WHAT IS NEEDED: Repeat the data verbatim.

Some records:
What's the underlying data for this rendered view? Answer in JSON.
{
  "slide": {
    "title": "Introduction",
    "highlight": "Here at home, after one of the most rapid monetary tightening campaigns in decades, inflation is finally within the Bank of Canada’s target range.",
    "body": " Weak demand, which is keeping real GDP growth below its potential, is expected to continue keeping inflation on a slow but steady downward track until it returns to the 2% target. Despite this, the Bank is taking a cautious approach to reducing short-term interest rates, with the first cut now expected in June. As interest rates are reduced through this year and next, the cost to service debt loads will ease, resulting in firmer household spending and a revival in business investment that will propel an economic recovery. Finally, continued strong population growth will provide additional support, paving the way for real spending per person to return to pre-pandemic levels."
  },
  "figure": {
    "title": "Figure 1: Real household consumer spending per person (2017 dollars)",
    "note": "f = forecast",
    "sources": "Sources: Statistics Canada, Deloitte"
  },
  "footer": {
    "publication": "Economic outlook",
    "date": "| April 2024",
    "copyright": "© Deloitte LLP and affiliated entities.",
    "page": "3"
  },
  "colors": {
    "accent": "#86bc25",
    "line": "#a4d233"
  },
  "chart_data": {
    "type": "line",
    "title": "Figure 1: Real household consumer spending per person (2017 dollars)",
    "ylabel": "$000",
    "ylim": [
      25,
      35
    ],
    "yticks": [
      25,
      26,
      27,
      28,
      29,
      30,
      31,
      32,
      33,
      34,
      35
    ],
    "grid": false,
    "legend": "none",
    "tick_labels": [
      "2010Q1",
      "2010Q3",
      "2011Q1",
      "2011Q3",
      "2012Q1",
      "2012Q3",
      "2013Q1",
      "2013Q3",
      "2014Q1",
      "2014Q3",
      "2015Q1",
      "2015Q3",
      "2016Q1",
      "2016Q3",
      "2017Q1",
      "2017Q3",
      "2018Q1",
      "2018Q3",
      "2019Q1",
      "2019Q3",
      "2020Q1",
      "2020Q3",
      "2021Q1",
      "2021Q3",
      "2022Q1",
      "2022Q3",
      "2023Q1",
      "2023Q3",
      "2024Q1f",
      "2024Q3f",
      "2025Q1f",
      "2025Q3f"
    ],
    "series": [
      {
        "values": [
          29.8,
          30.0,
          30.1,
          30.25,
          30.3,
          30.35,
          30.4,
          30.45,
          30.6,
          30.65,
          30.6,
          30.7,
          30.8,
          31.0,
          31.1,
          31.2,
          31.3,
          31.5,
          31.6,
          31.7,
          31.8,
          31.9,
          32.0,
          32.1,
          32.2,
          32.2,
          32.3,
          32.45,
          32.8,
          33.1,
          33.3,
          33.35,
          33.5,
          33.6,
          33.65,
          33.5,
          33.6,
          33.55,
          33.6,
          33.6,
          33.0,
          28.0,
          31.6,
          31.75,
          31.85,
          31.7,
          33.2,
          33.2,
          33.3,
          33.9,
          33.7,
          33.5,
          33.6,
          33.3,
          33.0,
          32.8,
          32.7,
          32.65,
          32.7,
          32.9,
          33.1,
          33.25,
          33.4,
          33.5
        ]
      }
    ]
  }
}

RESULT:
What's the underlying data for this rendered view? Answer in JSON.
{
  "slide": {
    "title": "Introduction",
    "highlight": "Here at home, after one of the most rapid monetary tightening campaigns in decades, inflation is finally within the Bank of Canada’s target range.",
    "body": " Weak demand, which is keeping real GDP growth below its potential, is expected to continue keeping inflation on a slow but steady downward track until it returns to the 2% target. Despite this, the Bank is taking a cautious approach to reducing short-term interest rates, with the first cut now expected in June. As interest rates are reduced through this year and next, the cost to service debt loads will ease, resulting in firmer household spending and a revival in business investment that will propel an economic recovery. Finally, continued strong population growth will provide additional support, paving the way for real spending per person to return to pre-pandemic levels."
  },
  "figure": {
    "title": "Figure 1: Real household consumer spending per person (2017 dollars)",
    "note": "f = forecast",
    "sources": "Sources: Statistics Canada, Deloitte"
  },
  "footer": {
    "publication": "Economic outlook",
    "date": "| April 2024",
    "copyright": "© Deloitte LLP and affiliated entities.",
    "page": "3"
  },
  "colors": {
    "accent": "#86bc25",
    "line": "#a4d233"
  },
  "chart_data": {
    "type": "line",
    "title": "Figure 1: Real household consumer spending per person (2017 dollars)",
    "ylabel": "$000",
    "ylim": [
      25,
      35
    ],
    "yticks": [
      25,
      26,
      27,
      28,
      29,
      30,
      31,
      32,
      33,
      34,
      35
    ],
    "grid": false,
    "legend": "none",
    "tick_labels": [
      "2010Q1",
      "2010Q3",
      "2011Q1",
      "2011Q3",
      "2012Q1",
      "2012Q3",
      "2013Q1",
      "2013Q3",
      "2014Q1",
      "2014Q3",
      "2015Q1",
      "2015Q3",
      "2016Q1",
      "2016Q3",
      "2017Q1",
      "2017Q3",
      "2018Q1",
      "2018Q3",
      "2019Q1",
      "2019Q3",
      "2020Q1",
      "2020Q3",
      "2021Q1",
      "2021Q3",
      "2022Q1",
      "2022Q3",
      "2023Q1",
      "2023Q3",
      "2024Q1f",
      "2024Q3f",
      "2025Q1f",
      "2025Q3f"
    ],
    "series": [
      {
        "values": [
          29.8,
          30.0,
          30.1,
          30.25,
          30.3,
          30.35,
          30.4,
          30.45,
          30.6,
          30.65,
          30.6,
          30.7,
          30.8,
          31.0,
          31.1,
          31.2,
          31.3,
          31.5,
          31.6,
          31.7,
          31.8,
          31.9,
          32.0,
          32.1,
          32.2,
          32.2,
          32.3,
          32.45,
          32.8,
          33.1,
          33.3,
          33.35,
          33.5,
          33.6,
          33.65,
          33.5,
          33.6,
          33.55,
          33.6,
          33.6,
          33.0,
          28.0,
          31.6,
          31.75,
          31.85,
          31.7,
          33.2,
          33.2,
          33.3,
          33.9,
          33.7,
          33.5,
          33.6,
          33.3,
          33.0,
          32.8,
          32.7,
          32.65,
          32.7,
          32.9,
          33.1,
          33.25,
          33.4,
          33.5
        ]
      }
    ]
  }
}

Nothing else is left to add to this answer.